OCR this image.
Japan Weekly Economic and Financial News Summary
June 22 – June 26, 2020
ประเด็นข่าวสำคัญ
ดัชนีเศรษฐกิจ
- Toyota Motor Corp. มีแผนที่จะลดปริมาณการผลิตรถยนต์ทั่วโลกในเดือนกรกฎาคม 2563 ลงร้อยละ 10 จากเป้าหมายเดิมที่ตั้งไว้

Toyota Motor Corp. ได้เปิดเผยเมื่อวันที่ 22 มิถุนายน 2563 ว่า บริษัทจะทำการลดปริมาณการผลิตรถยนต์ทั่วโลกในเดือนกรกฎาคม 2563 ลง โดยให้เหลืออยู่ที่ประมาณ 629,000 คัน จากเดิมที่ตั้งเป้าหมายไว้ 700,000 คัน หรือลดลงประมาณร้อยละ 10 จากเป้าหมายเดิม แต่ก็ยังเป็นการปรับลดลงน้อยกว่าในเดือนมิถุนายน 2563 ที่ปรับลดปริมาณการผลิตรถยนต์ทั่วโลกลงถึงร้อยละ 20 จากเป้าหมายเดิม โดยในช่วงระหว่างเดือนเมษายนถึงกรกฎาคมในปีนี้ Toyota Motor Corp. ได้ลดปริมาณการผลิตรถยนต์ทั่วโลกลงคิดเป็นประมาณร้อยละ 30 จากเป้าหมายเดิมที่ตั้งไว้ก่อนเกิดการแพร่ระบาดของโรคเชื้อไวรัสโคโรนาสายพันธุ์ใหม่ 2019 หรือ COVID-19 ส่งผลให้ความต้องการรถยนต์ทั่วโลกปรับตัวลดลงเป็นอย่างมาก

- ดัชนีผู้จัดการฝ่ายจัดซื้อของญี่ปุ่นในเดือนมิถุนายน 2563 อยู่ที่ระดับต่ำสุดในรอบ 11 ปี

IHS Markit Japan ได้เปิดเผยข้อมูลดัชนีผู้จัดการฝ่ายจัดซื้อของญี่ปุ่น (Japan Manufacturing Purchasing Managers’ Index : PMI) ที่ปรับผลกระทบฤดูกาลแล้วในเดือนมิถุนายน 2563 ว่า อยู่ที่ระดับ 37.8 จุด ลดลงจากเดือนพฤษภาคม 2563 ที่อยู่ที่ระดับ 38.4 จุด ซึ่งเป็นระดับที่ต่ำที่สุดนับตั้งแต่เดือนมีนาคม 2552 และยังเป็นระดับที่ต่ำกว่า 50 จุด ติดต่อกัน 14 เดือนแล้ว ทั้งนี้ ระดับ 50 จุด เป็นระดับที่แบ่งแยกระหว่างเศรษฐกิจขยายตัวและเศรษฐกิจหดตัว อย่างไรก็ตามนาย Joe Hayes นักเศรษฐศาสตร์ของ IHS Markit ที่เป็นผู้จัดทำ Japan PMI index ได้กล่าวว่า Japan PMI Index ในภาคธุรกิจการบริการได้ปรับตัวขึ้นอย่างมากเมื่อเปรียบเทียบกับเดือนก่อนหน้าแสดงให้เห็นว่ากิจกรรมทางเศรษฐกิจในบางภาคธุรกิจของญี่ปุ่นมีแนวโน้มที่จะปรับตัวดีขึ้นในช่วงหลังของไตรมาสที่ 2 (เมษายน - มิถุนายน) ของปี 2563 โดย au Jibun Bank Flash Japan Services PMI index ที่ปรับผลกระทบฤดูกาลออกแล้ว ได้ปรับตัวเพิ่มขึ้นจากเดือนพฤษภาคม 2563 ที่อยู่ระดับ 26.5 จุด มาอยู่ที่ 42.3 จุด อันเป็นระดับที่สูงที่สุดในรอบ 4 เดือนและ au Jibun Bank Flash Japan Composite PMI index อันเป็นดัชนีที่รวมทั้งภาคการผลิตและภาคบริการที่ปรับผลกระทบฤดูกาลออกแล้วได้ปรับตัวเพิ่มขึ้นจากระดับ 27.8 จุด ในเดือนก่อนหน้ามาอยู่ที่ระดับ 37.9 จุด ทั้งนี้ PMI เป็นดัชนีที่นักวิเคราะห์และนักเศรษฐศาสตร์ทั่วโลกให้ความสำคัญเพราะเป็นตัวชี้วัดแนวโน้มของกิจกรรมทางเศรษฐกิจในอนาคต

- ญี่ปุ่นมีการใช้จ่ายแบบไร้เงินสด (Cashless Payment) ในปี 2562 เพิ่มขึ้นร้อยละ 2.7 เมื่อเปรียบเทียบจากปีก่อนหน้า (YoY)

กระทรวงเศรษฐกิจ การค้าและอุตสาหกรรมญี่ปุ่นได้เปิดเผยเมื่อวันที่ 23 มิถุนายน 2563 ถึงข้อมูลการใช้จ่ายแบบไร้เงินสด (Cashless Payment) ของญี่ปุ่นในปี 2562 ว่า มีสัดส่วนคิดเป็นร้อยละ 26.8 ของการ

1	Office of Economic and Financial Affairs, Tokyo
________________________
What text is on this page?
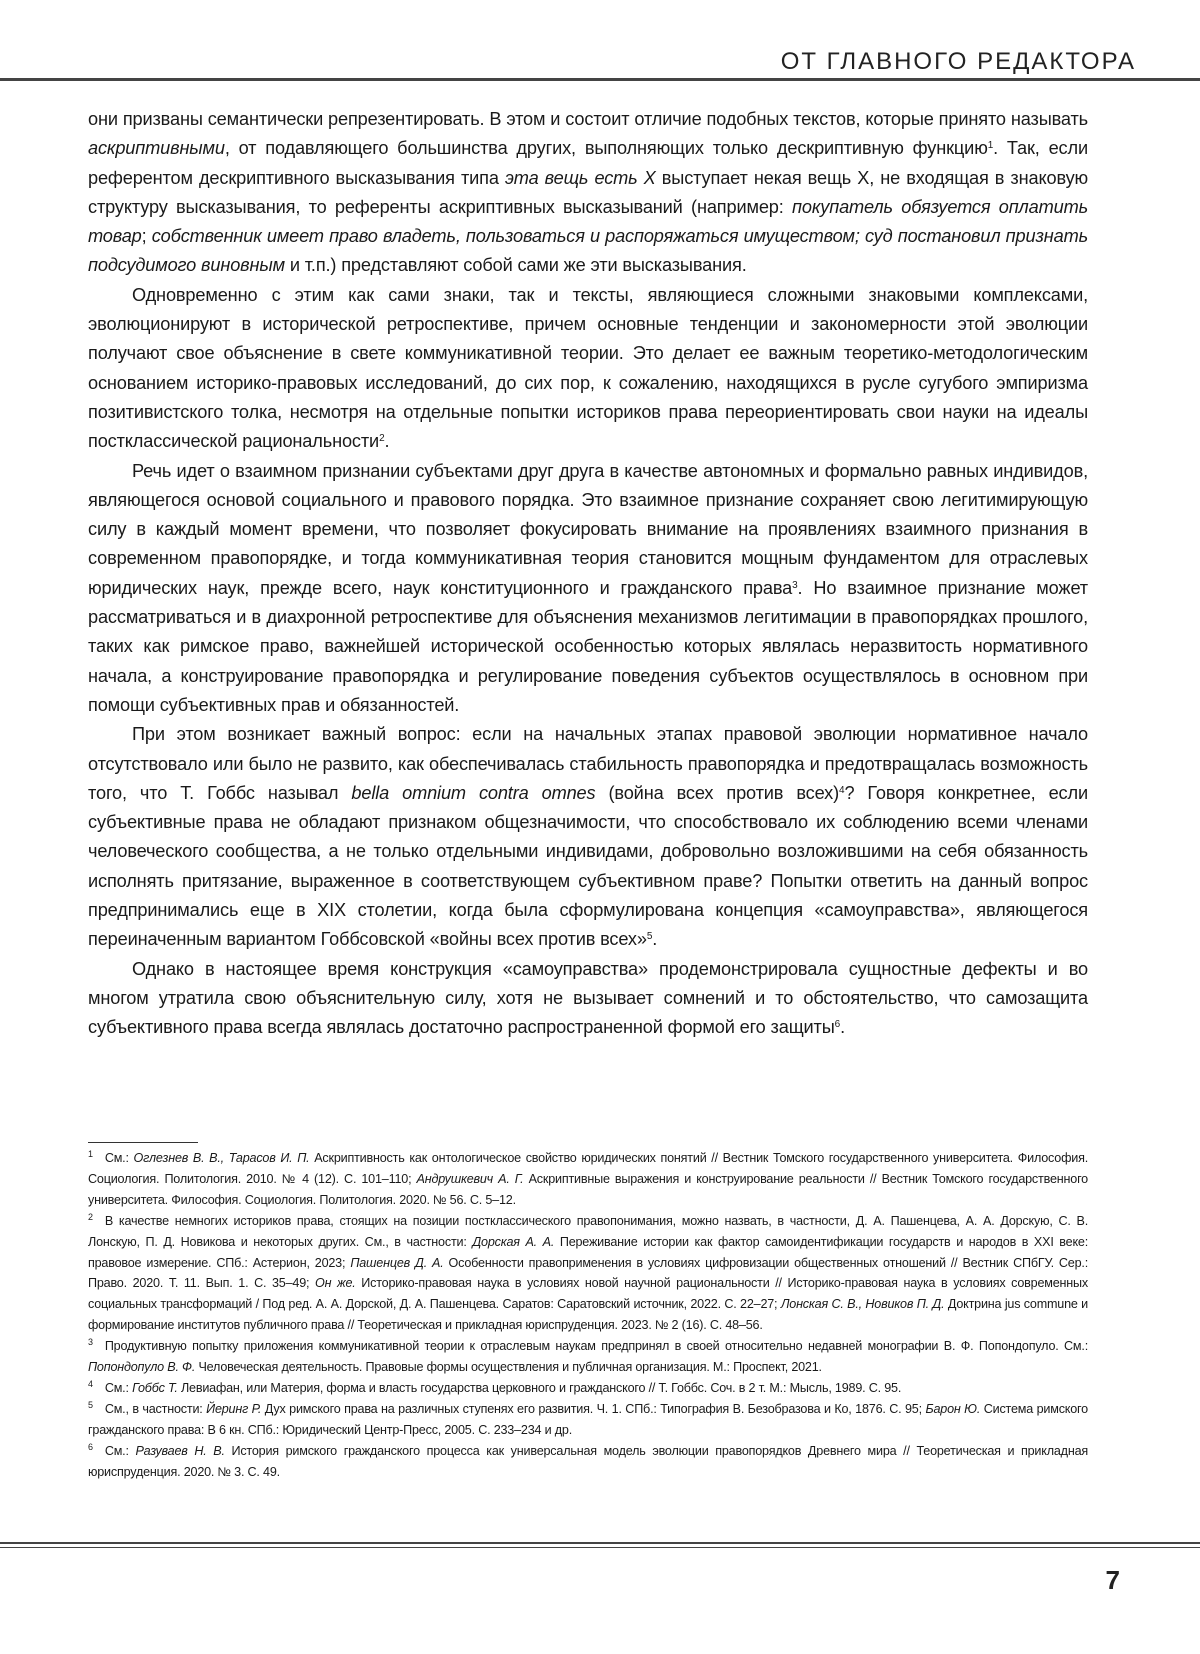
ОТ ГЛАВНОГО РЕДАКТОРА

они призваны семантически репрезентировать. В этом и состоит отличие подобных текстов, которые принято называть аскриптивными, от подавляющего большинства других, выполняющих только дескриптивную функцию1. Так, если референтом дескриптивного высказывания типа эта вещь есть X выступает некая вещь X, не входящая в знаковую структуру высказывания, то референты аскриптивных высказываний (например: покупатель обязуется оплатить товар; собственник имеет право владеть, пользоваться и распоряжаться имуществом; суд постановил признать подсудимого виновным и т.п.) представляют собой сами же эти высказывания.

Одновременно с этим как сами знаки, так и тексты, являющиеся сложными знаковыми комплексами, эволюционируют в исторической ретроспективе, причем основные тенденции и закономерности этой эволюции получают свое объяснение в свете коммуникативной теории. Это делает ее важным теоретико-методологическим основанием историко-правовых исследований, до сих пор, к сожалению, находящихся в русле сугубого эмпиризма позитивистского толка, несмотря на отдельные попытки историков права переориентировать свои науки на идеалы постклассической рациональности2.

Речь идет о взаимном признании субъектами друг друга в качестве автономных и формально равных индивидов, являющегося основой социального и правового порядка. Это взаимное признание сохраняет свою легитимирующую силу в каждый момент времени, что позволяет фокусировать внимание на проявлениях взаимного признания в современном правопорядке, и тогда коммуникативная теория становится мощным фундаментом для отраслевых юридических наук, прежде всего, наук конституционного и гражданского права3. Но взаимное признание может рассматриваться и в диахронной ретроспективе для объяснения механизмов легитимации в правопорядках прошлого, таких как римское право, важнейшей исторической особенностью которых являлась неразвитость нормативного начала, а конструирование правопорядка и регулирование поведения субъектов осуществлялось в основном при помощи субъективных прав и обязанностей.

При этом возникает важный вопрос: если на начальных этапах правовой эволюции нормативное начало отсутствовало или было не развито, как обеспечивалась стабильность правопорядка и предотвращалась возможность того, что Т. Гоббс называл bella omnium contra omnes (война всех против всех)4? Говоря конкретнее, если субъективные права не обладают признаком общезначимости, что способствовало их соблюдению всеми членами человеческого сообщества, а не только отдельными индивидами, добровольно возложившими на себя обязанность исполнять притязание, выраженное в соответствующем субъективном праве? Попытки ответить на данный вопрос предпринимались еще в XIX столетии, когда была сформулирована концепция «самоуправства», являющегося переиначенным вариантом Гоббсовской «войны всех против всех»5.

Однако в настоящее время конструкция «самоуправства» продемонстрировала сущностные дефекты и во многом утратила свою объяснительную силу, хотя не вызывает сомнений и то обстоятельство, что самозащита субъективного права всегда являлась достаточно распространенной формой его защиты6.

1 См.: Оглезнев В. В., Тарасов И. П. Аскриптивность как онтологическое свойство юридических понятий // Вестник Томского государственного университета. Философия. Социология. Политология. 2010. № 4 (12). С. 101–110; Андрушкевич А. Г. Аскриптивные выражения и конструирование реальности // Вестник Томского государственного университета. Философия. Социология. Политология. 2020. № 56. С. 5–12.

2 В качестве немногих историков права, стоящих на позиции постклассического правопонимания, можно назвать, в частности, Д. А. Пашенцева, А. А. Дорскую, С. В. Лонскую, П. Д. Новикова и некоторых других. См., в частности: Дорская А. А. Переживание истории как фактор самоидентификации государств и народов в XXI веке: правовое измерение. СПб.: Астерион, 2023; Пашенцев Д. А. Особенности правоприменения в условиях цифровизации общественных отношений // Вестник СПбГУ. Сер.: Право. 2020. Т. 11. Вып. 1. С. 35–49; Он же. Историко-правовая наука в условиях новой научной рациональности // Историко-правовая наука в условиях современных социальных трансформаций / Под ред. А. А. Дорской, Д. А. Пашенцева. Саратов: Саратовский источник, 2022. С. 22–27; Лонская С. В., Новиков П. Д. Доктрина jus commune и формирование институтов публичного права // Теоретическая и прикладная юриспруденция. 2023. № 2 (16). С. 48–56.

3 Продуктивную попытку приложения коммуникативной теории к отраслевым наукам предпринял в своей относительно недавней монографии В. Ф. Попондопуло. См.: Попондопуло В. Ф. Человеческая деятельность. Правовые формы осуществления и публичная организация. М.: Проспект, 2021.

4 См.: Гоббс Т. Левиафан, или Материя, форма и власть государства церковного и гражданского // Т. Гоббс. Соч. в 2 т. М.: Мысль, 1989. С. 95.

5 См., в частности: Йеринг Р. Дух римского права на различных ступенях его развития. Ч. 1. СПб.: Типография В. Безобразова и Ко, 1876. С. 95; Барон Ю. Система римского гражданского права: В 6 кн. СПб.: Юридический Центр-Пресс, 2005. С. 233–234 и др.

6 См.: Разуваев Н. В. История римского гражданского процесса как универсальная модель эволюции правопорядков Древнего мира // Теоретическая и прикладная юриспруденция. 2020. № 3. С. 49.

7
________________________
Set problem: Among the entries above, how many lines hold the string "свою"? Give the number by itself.

Response to the task: 2